To be done — For each line of the data below that holds "точном", copy the line.

::: Listed records :::

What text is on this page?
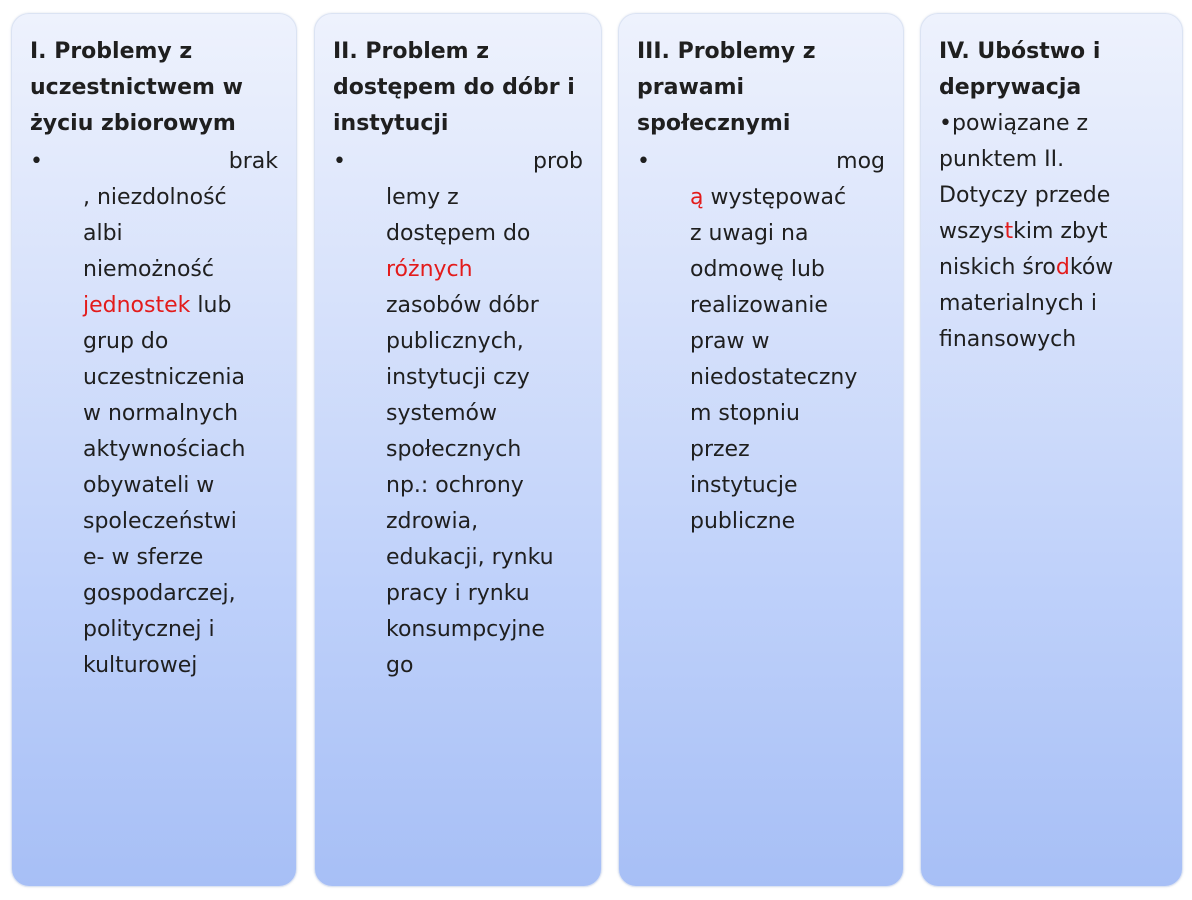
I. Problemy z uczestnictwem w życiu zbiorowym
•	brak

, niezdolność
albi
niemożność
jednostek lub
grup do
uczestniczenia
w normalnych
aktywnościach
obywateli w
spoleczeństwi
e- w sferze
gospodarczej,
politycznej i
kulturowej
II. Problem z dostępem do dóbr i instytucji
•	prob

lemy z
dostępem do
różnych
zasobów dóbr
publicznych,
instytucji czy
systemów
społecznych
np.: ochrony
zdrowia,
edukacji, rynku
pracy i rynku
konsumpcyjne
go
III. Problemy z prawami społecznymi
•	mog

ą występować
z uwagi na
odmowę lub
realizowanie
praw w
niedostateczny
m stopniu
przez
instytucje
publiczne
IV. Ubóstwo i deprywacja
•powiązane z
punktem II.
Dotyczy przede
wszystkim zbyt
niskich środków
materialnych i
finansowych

:::
::: Listed records :::

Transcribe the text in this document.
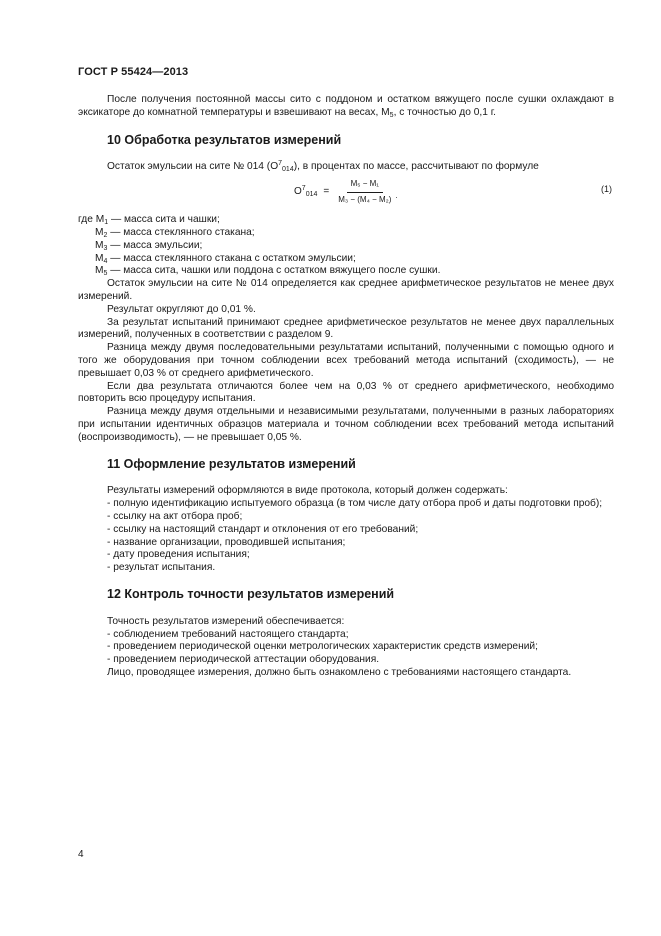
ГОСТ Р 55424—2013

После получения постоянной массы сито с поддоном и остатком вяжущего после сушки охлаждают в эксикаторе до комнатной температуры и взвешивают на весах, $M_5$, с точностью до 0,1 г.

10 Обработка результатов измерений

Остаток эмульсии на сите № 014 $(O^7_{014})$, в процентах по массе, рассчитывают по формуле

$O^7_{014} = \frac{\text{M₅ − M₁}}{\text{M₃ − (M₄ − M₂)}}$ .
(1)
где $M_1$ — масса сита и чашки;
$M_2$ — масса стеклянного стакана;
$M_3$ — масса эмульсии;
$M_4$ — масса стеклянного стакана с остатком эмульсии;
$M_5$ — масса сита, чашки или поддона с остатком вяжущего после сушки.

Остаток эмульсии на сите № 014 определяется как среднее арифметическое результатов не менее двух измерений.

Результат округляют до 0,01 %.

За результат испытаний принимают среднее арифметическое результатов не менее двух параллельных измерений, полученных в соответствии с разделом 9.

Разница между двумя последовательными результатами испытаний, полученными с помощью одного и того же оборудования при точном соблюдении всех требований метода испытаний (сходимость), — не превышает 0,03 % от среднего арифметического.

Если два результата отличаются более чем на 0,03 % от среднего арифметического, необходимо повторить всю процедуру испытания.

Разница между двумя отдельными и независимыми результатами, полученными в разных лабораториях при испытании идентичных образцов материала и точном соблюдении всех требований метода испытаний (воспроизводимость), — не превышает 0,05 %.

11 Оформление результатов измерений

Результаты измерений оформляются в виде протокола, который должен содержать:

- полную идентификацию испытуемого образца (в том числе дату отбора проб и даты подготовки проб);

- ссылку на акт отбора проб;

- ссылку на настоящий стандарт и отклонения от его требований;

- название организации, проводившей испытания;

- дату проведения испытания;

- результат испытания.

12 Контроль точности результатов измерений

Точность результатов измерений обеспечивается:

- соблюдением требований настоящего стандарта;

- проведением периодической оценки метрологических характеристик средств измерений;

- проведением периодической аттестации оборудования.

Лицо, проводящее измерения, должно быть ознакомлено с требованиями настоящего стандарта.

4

:::

Result —
Разница между двумя последовательными результатами испытаний, полученными с помощью одного и того же оборудования при точном соблюдении всех требований метода испытаний (сходимость), — не превышает 0,03 % от среднего арифметического.
Разница между двумя отдельными и независимыми результатами, полученными в разных лабораториях при испытании идентичных образцов материала и точном соблюдении всех требований метода испытаний (воспроизводимость), — не превышает 0,05 %.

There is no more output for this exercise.